▶ Directions for this task:
Reproduce the listing that follows with no differences at all.

▶ Figure collection entries:
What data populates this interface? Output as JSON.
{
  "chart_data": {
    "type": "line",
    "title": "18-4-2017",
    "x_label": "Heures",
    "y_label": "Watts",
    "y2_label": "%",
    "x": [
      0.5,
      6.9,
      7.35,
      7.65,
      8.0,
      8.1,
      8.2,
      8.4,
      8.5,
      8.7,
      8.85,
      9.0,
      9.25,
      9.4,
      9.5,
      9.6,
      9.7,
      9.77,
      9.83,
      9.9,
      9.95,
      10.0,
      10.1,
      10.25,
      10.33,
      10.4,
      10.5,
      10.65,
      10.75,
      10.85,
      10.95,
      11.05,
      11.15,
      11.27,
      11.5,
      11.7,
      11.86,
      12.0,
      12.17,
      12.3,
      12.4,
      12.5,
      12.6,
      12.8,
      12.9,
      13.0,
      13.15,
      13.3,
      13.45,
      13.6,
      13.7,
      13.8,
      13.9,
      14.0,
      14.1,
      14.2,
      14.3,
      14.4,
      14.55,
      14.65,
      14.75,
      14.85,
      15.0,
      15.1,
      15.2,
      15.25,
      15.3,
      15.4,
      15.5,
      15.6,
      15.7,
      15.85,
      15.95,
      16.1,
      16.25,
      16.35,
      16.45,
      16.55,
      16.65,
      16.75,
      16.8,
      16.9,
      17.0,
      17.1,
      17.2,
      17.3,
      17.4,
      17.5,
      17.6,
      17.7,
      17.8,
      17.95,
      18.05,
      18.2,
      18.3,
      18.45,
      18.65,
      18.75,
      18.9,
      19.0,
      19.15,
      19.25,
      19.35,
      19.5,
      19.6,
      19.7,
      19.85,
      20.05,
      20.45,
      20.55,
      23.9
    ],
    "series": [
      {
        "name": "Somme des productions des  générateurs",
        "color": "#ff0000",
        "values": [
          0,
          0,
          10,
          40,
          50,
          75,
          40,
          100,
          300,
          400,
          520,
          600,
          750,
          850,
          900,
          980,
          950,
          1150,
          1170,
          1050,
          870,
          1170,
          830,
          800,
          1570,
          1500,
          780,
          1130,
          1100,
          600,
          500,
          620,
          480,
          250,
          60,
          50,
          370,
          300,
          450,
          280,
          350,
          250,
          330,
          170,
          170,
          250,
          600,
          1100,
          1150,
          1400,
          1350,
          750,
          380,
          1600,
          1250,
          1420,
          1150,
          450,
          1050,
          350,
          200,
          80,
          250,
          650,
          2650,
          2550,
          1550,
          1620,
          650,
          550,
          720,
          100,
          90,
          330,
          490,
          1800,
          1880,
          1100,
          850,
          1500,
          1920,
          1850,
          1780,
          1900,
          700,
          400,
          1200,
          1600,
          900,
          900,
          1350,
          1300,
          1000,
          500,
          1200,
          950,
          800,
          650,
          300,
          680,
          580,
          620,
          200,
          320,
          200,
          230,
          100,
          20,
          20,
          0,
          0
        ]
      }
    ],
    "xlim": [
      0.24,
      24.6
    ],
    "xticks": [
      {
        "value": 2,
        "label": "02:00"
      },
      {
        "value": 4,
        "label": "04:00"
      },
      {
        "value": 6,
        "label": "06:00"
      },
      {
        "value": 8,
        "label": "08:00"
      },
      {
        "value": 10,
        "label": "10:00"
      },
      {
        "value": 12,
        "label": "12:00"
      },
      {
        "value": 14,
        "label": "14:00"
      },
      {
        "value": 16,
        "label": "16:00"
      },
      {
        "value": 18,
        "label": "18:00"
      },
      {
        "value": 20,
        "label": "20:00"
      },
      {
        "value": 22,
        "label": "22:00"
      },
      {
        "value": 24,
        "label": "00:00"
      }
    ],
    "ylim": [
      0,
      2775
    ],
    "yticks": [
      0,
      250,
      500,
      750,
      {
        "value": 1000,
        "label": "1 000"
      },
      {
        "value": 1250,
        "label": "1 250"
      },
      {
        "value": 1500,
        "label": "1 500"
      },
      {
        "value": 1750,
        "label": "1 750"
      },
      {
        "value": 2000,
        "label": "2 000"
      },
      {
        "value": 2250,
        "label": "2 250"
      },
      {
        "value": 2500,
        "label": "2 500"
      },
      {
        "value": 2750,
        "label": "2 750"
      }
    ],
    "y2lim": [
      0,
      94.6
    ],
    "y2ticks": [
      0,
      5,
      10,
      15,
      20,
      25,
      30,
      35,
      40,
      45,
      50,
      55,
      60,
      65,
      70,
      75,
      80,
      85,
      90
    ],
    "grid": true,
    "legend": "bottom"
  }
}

▶ Task response:
What data populates this interface? Output as JSON.
{
  "chart_data": {
    "type": "line",
    "title": "18-4-2017",
    "x_label": "Heures",
    "y_label": "Watts",
    "y2_label": "%",
    "x": [
      0.5,
      6.9,
      7.35,
      7.65,
      8.0,
      8.1,
      8.2,
      8.4,
      8.5,
      8.7,
      8.85,
      9.0,
      9.25,
      9.4,
      9.5,
      9.6,
      9.7,
      9.77,
      9.83,
      9.9,
      9.95,
      10.0,
      10.1,
      10.25,
      10.33,
      10.4,
      10.5,
      10.65,
      10.75,
      10.85,
      10.95,
      11.05,
      11.15,
      11.27,
      11.5,
      11.7,
      11.86,
      12.0,
      12.17,
      12.3,
      12.4,
      12.5,
      12.6,
      12.8,
      12.9,
      13.0,
      13.15,
      13.3,
      13.45,
      13.6,
      13.7,
      13.8,
      13.9,
      14.0,
      14.1,
      14.2,
      14.3,
      14.4,
      14.55,
      14.65,
      14.75,
      14.85,
      15.0,
      15.1,
      15.2,
      15.25,
      15.3,
      15.4,
      15.5,
      15.6,
      15.7,
      15.85,
      15.95,
      16.1,
      16.25,
      16.35,
      16.45,
      16.55,
      16.65,
      16.75,
      16.8,
      16.9,
      17.0,
      17.1,
      17.2,
      17.3,
      17.4,
      17.5,
      17.6,
      17.7,
      17.8,
      17.95,
      18.05,
      18.2,
      18.3,
      18.45,
      18.65,
      18.75,
      18.9,
      19.0,
      19.15,
      19.25,
      19.35,
      19.5,
      19.6,
      19.7,
      19.85,
      20.05,
      20.45,
      20.55,
      23.9
    ],
    "series": [
      {
        "name": "Somme des productions des  générateurs",
        "color": "#ff0000",
        "values": [
          0,
          0,
          10,
          40,
          50,
          75,
          40,
          100,
          300,
          400,
          520,
          600,
          750,
          850,
          900,
          980,
          950,
          1150,
          1170,
          1050,
          870,
          1170,
          830,
          800,
          1570,
          1500,
          780,
          1130,
          1100,
          600,
          500,
          620,
          480,
          250,
          60,
          50,
          370,
          300,
          450,
          280,
          350,
          250,
          330,
          170,
          170,
          250,
          600,
          1100,
          1150,
          1400,
          1350,
          750,
          380,
          1600,
          1250,
          1420,
          1150,
          450,
          1050,
          350,
          200,
          80,
          250,
          650,
          2650,
          2550,
          1550,
          1620,
          650,
          550,
          720,
          100,
          90,
          330,
          490,
          1800,
          1880,
          1100,
          850,
          1500,
          1920,
          1850,
          1780,
          1900,
          700,
          400,
          1200,
          1600,
          900,
          900,
          1350,
          1300,
          1000,
          500,
          1200,
          950,
          800,
          650,
          300,
          680,
          580,
          620,
          200,
          320,
          200,
          230,
          100,
          20,
          20,
          0,
          0
        ]
      }
    ],
    "xlim": [
      0.24,
      24.6
    ],
    "xticks": [
      {
        "value": 2,
        "label": "02:00"
      },
      {
        "value": 4,
        "label": "04:00"
      },
      {
        "value": 6,
        "label": "06:00"
      },
      {
        "value": 8,
        "label": "08:00"
      },
      {
        "value": 10,
        "label": "10:00"
      },
      {
        "value": 12,
        "label": "12:00"
      },
      {
        "value": 14,
        "label": "14:00"
      },
      {
        "value": 16,
        "label": "16:00"
      },
      {
        "value": 18,
        "label": "18:00"
      },
      {
        "value": 20,
        "label": "20:00"
      },
      {
        "value": 22,
        "label": "22:00"
      },
      {
        "value": 24,
        "label": "00:00"
      }
    ],
    "ylim": [
      0,
      2775
    ],
    "yticks": [
      0,
      250,
      500,
      750,
      {
        "value": 1000,
        "label": "1 000"
      },
      {
        "value": 1250,
        "label": "1 250"
      },
      {
        "value": 1500,
        "label": "1 500"
      },
      {
        "value": 1750,
        "label": "1 750"
      },
      {
        "value": 2000,
        "label": "2 000"
      },
      {
        "value": 2250,
        "label": "2 250"
      },
      {
        "value": 2500,
        "label": "2 500"
      },
      {
        "value": 2750,
        "label": "2 750"
      }
    ],
    "y2lim": [
      0,
      94.6
    ],
    "y2ticks": [
      0,
      5,
      10,
      15,
      20,
      25,
      30,
      35,
      40,
      45,
      50,
      55,
      60,
      65,
      70,
      75,
      80,
      85,
      90
    ],
    "grid": true,
    "legend": "bottom"
  }
}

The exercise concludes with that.